Please retype the records below exactly, leaving out any pictures.

[BEGIN]

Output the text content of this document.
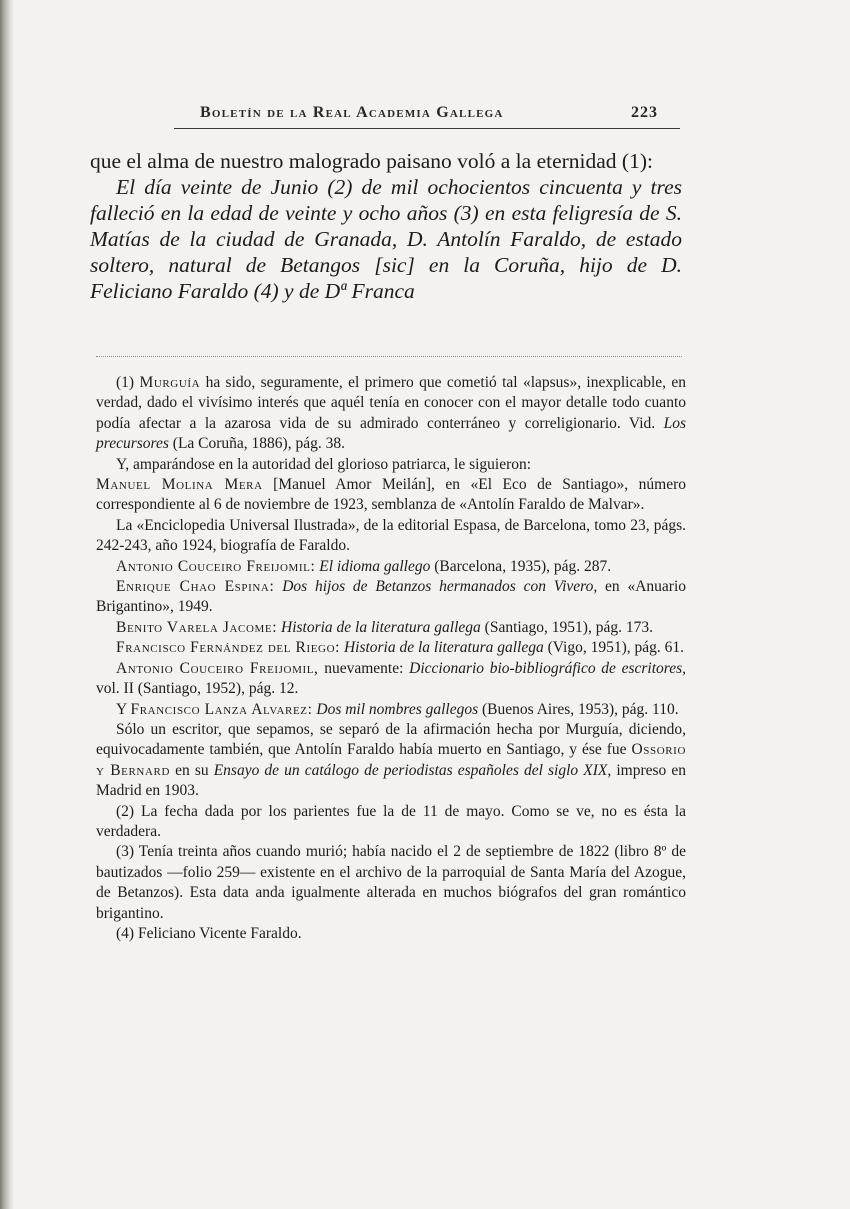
Boletín de la Real Academia Gallega	223

que el alma de nuestro malogrado paisano voló a la eternidad (1):

El día veinte de Junio (2) de mil ochocientos cincuenta y tres falleció en la edad de veinte y ocho años (3) en esta feligresía de S. Matías de la ciudad de Granada, D. Antolín Faraldo, de estado soltero, natural de Betangos [sic] en la Coruña, hijo de D. Feliciano Faraldo (4) y de Dª Franca

(1) Murguía ha sido, seguramente, el primero que cometió tal «lapsus», inexplicable, en verdad, dado el vivísimo interés que aquél tenía en conocer con el mayor detalle todo cuanto podía afectar a la azarosa vida de su admirado conterráneo y correligionario. Vid. Los precursores (La Coruña, 1886), pág. 38.

Y, amparándose en la autoridad del glorioso patriarca, le siguieron:

Manuel Molina Mera [Manuel Amor Meilán], en «El Eco de Santiago», número correspondiente al 6 de noviembre de 1923, semblanza de «Antolín Faraldo de Malvar».

La «Enciclopedia Universal Ilustrada», de la editorial Espasa, de Barcelona, tomo 23, págs. 242-243, año 1924, biografía de Faraldo.

Antonio Couceiro Freijomil: El idioma gallego (Barcelona, 1935), pág. 287.

Enrique Chao Espina: Dos hijos de Betanzos hermanados con Vivero, en «Anuario Brigantino», 1949.

Benito Varela Jacome: Historia de la literatura gallega (Santiago, 1951), pág. 173.

Francisco Fernández del Riego: Historia de la literatura gallega (Vigo, 1951), pág. 61.

Antonio Couceiro Freijomil, nuevamente: Diccionario bio-bibliográfico de escritores, vol. II (Santiago, 1952), pág. 12.

Y Francisco Lanza Alvarez: Dos mil nombres gallegos (Buenos Aires, 1953), pág. 110.

Sólo un escritor, que sepamos, se separó de la afirmación hecha por Murguía, diciendo, equivocadamente también, que Antolín Faraldo había muerto en Santiago, y ése fue Ossorio y Bernard en su Ensayo de un catálogo de periodistas españoles del siglo XIX, impreso en Madrid en 1903.

(2) La fecha dada por los parientes fue la de 11 de mayo. Como se ve, no es ésta la verdadera.

(3) Tenía treinta años cuando murió; había nacido el 2 de septiembre de 1822 (libro 8º de bautizados —folio 259— existente en el archivo de la parroquial de Santa María del Azogue, de Betanzos). Esta data anda igualmente alterada en muchos biógrafos del gran romántico brigantino.

(4) Feliciano Vicente Faraldo.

[END]

**Solution for this task**
Output the text content of this document.
Boletín de la Real Academia Gallega	223

que el alma de nuestro malogrado paisano voló a la eternidad (1):

El día veinte de Junio (2) de mil ochocientos cincuenta y tres falleció en la edad de veinte y ocho años (3) en esta feligresía de S. Matías de la ciudad de Granada, D. Antolín Faraldo, de estado soltero, natural de Betangos [sic] en la Coruña, hijo de D. Feliciano Faraldo (4) y de Dª Franca

(1) Murguía ha sido, seguramente, el primero que cometió tal «lapsus», inexplicable, en verdad, dado el vivísimo interés que aquél tenía en conocer con el mayor detalle todo cuanto podía afectar a la azarosa vida de su admirado conterráneo y correligionario. Vid. Los precursores (La Coruña, 1886), pág. 38.

Y, amparándose en la autoridad del glorioso patriarca, le siguieron:

Manuel Molina Mera [Manuel Amor Meilán], en «El Eco de Santiago», número correspondiente al 6 de noviembre de 1923, semblanza de «Antolín Faraldo de Malvar».

La «Enciclopedia Universal Ilustrada», de la editorial Espasa, de Barcelona, tomo 23, págs. 242-243, año 1924, biografía de Faraldo.

Antonio Couceiro Freijomil: El idioma gallego (Barcelona, 1935), pág. 287.

Enrique Chao Espina: Dos hijos de Betanzos hermanados con Vivero, en «Anuario Brigantino», 1949.

Benito Varela Jacome: Historia de la literatura gallega (Santiago, 1951), pág. 173.

Francisco Fernández del Riego: Historia de la literatura gallega (Vigo, 1951), pág. 61.

Antonio Couceiro Freijomil, nuevamente: Diccionario bio-bibliográfico de escritores, vol. II (Santiago, 1952), pág. 12.

Y Francisco Lanza Alvarez: Dos mil nombres gallegos (Buenos Aires, 1953), pág. 110.

Sólo un escritor, que sepamos, se separó de la afirmación hecha por Murguía, diciendo, equivocadamente también, que Antolín Faraldo había muerto en Santiago, y ése fue Ossorio y Bernard en su Ensayo de un catálogo de periodistas españoles del siglo XIX, impreso en Madrid en 1903.

(2) La fecha dada por los parientes fue la de 11 de mayo. Como se ve, no es ésta la verdadera.

(3) Tenía treinta años cuando murió; había nacido el 2 de septiembre de 1822 (libro 8º de bautizados —folio 259— existente en el archivo de la parroquial de Santa María del Azogue, de Betanzos). Esta data anda igualmente alterada en muchos biógrafos del gran romántico brigantino.

(4) Feliciano Vicente Faraldo.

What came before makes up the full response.